_Given exercise_
Collect each line of the entries that holds the string "一般资料".

_Data lines_
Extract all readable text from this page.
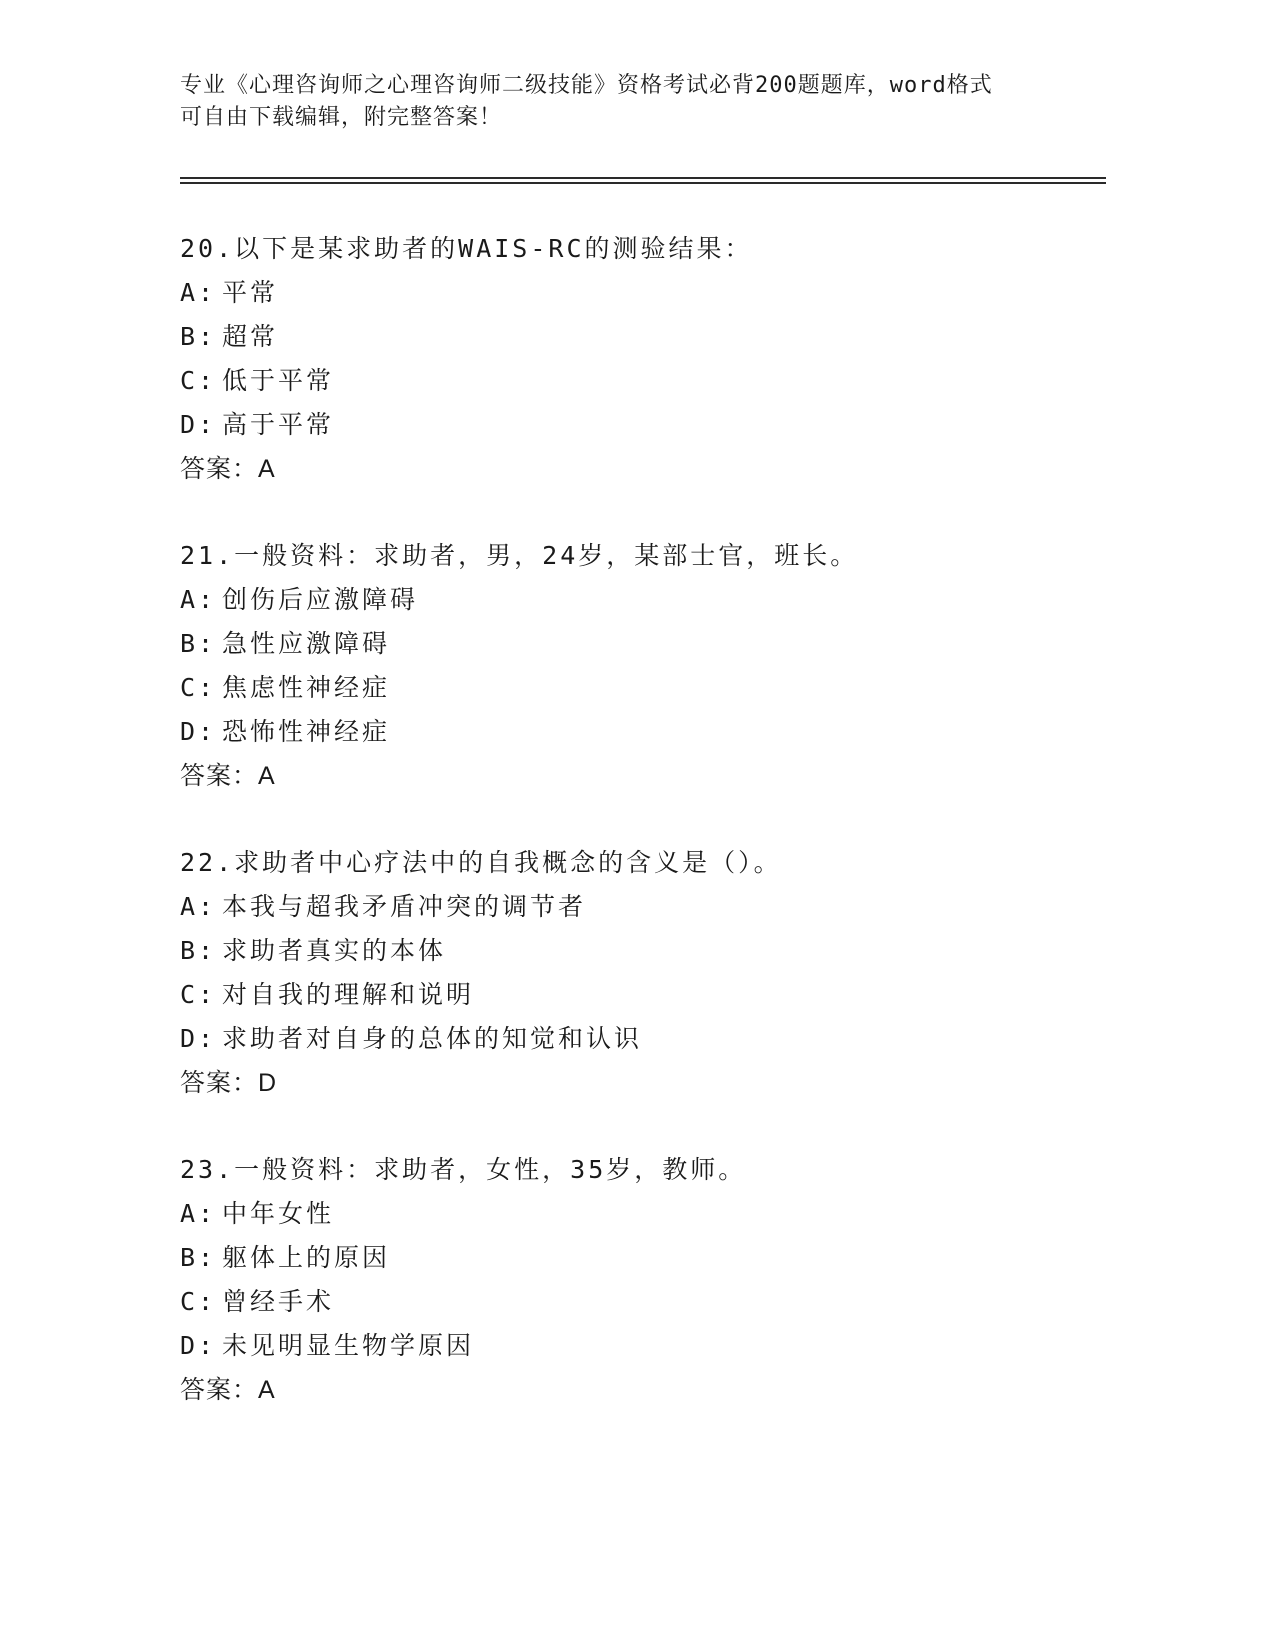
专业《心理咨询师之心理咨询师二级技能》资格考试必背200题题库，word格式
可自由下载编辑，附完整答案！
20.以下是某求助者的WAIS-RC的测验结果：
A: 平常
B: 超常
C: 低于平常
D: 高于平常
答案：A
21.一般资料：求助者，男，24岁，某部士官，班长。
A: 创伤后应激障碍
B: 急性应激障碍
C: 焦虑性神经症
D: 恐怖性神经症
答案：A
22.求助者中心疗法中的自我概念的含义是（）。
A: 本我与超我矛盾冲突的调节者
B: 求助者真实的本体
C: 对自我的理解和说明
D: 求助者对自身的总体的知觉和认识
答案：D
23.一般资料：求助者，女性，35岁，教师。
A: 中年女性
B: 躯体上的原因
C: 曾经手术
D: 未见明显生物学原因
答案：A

_Solution_
21.一般资料：求助者，男，24岁，某部士官，班长。
23.一般资料：求助者，女性，35岁，教师。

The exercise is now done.